▶ **EXERCISE**: Check every line below for the word "content" and copy each one that has it.

▶ **EXTRACTED INFORMATION**:
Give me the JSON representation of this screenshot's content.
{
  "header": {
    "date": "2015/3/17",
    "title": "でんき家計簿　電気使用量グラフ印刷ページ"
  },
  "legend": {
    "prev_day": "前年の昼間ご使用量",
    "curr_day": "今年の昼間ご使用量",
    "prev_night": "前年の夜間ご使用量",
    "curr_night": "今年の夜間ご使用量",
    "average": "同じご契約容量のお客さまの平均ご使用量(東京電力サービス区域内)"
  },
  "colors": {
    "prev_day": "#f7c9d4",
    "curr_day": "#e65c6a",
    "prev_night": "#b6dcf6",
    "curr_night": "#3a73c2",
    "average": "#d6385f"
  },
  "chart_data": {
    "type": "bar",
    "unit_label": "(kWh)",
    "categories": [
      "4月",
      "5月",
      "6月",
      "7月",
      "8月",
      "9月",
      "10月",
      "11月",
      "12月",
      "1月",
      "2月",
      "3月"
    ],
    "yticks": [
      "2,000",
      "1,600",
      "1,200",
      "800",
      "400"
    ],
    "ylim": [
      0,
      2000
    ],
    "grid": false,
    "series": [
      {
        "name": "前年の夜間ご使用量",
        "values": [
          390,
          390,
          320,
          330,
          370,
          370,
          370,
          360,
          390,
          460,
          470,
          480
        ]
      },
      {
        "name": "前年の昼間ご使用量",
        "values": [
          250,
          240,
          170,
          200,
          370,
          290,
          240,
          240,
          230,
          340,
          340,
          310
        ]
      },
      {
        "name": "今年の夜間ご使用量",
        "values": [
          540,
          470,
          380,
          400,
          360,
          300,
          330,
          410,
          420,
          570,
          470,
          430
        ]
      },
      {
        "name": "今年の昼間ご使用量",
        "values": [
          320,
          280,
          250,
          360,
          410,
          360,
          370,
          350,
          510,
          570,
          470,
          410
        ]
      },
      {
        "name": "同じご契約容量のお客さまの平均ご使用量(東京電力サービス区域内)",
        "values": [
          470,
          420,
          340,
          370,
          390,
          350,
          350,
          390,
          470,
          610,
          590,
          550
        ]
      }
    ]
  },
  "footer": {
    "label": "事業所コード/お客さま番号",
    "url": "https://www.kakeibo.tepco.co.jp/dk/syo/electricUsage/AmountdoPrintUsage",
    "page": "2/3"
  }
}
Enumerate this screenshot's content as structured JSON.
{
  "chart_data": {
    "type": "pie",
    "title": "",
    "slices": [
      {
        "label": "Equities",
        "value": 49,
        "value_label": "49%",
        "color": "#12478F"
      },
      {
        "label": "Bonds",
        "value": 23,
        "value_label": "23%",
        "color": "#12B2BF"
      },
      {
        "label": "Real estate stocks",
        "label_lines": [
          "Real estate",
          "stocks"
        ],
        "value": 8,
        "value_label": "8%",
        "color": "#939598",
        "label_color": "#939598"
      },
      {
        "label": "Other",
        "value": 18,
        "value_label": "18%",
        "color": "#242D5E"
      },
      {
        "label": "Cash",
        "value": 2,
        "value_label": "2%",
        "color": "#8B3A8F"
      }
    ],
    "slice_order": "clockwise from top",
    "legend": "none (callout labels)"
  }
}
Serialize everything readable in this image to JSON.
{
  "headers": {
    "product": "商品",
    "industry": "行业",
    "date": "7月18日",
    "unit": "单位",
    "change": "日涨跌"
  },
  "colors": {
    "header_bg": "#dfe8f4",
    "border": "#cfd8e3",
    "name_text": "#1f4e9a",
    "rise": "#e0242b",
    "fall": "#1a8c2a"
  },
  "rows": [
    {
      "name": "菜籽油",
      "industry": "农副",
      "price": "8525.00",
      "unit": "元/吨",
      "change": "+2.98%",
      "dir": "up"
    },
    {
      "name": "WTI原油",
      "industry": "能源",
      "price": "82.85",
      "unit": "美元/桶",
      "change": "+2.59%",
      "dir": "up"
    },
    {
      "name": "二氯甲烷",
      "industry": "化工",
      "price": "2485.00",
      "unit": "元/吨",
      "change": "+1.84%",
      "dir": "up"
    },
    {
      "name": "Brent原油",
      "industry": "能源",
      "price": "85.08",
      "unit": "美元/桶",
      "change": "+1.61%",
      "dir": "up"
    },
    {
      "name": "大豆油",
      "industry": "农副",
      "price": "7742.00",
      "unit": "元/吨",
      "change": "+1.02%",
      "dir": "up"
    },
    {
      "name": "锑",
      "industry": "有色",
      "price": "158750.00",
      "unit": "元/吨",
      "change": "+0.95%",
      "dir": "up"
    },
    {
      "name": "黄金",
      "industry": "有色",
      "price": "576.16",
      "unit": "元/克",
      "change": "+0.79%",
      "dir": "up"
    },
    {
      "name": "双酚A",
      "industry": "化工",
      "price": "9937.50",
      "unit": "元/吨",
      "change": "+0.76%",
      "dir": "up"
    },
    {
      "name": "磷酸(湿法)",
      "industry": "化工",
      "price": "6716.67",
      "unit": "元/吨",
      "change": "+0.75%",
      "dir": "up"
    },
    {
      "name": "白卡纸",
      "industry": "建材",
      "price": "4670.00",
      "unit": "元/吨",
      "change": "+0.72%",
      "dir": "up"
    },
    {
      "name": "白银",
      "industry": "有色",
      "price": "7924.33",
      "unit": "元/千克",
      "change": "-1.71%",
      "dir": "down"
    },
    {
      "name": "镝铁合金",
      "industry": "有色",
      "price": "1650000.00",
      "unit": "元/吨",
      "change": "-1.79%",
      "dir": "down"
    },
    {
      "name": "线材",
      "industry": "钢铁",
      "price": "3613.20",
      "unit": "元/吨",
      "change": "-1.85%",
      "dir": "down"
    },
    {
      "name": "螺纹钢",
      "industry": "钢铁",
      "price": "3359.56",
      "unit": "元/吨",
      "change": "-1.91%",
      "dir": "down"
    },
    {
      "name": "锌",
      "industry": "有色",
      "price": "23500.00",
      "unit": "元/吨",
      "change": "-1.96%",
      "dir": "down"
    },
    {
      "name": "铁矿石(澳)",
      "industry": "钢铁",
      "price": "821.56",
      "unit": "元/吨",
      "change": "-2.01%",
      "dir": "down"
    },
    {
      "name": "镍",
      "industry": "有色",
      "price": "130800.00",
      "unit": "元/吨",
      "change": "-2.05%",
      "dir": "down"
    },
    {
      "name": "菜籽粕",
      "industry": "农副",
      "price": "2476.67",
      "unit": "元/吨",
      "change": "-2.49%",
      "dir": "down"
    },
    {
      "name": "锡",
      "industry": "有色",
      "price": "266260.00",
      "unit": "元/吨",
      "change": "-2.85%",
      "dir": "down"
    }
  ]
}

▶ **TASK RESPONSE**:
Give me the JSON representation of this screenshot's content.
Enumerate this screenshot's content as structured JSON.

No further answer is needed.